── TASK INPUTS ──
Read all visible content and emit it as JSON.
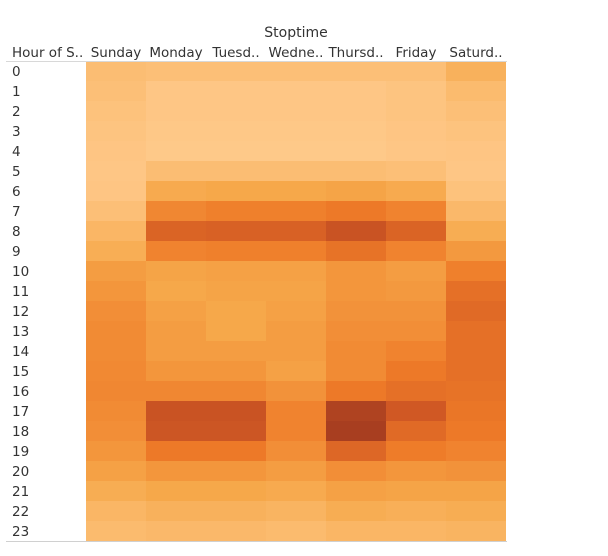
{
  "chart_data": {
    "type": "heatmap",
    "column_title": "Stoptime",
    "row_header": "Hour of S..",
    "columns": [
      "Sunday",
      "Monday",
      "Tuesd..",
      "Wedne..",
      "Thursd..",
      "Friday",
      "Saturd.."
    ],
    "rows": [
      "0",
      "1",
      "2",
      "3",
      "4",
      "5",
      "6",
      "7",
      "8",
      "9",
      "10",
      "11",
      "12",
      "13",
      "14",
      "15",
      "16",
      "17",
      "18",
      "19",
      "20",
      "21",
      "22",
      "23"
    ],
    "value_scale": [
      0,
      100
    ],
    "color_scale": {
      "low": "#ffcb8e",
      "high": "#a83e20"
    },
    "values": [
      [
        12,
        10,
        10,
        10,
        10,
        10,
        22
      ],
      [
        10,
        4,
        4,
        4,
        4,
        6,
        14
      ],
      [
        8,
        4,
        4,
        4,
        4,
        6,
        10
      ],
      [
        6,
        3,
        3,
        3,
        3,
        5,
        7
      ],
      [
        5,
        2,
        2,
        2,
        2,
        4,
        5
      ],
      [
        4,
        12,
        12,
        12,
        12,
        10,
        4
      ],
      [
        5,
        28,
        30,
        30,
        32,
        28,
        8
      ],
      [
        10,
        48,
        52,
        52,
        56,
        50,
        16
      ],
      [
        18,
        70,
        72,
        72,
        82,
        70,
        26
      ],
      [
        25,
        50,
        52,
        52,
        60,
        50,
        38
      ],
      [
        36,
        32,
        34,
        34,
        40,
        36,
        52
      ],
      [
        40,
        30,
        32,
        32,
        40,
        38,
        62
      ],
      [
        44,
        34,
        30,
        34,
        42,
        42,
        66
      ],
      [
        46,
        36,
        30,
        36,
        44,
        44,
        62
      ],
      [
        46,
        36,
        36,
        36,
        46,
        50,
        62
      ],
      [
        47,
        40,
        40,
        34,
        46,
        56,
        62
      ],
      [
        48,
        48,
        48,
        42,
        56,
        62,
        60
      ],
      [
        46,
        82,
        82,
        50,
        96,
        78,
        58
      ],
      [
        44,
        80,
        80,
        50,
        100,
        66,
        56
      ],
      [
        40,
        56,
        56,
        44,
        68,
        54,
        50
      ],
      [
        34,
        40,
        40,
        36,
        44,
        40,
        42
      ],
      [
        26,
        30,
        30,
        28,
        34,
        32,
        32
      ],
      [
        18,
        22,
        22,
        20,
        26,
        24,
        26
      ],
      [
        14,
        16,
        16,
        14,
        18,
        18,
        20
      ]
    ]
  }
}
───
── TASK INPUTS ──
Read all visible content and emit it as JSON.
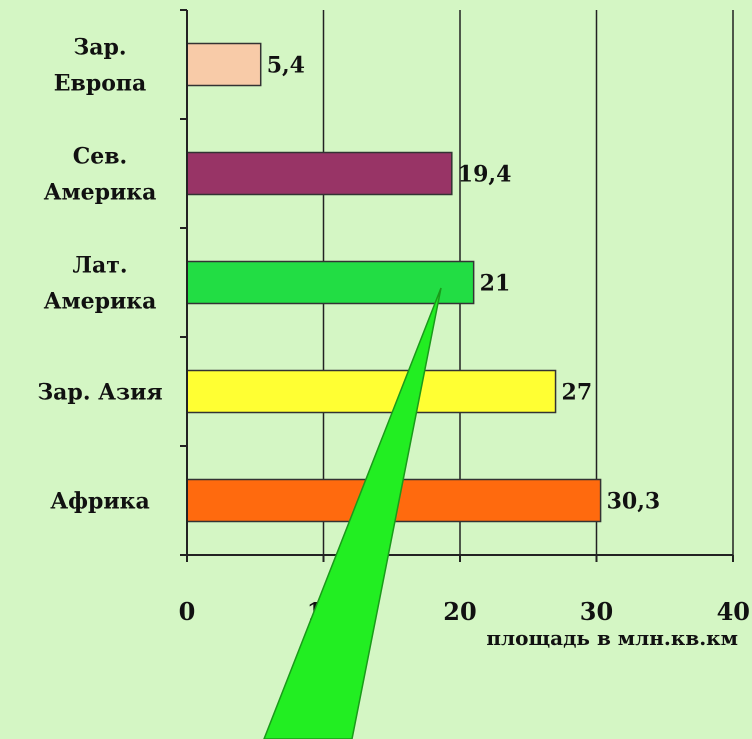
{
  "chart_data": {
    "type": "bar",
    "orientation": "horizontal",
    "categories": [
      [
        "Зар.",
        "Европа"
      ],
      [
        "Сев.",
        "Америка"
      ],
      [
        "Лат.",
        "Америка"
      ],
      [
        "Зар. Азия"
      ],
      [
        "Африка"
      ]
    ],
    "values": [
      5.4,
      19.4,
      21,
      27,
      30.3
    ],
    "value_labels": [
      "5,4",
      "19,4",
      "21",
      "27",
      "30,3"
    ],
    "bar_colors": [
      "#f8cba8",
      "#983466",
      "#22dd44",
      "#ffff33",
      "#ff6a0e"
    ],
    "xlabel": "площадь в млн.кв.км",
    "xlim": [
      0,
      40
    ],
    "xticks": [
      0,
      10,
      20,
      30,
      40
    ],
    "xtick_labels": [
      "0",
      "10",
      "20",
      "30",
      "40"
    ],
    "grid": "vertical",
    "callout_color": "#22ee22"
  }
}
───
── TASK INPUTS ──
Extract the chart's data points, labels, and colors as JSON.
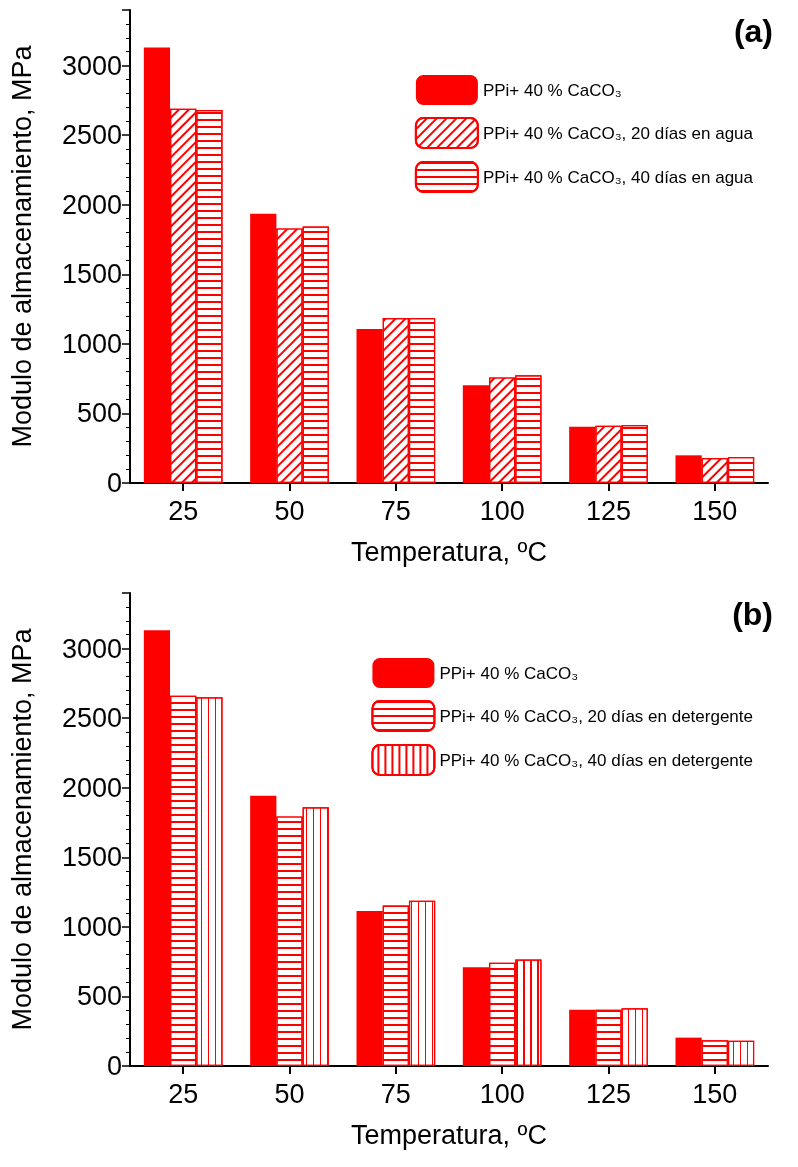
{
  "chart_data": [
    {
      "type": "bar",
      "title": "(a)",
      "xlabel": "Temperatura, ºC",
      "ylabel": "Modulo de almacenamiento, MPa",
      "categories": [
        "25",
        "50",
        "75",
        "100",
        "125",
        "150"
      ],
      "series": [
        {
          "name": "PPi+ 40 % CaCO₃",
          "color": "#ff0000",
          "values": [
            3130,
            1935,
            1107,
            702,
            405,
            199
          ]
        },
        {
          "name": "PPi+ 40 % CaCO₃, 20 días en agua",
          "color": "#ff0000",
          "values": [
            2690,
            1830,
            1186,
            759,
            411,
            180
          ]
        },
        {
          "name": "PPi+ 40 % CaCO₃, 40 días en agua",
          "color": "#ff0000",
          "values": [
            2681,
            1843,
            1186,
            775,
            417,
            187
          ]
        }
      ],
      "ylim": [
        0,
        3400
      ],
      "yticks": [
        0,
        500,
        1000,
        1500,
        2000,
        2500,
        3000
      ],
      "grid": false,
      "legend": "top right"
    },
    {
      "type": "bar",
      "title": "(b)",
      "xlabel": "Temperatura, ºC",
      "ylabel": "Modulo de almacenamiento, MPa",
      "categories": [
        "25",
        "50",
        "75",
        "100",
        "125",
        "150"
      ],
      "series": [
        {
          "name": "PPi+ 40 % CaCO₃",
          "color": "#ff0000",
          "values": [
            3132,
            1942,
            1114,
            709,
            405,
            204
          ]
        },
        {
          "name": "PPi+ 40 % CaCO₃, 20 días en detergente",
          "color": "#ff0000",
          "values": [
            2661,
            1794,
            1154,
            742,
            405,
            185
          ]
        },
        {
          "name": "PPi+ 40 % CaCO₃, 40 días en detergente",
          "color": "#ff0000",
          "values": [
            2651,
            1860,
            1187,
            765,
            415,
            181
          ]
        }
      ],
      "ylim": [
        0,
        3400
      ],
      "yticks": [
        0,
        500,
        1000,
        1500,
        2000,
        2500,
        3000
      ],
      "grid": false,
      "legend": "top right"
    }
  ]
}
───
### PROBLEM TO SOLVE:
Report only the count of lines that include the string "type".

### SOLUTION FOR THIS TASK:
4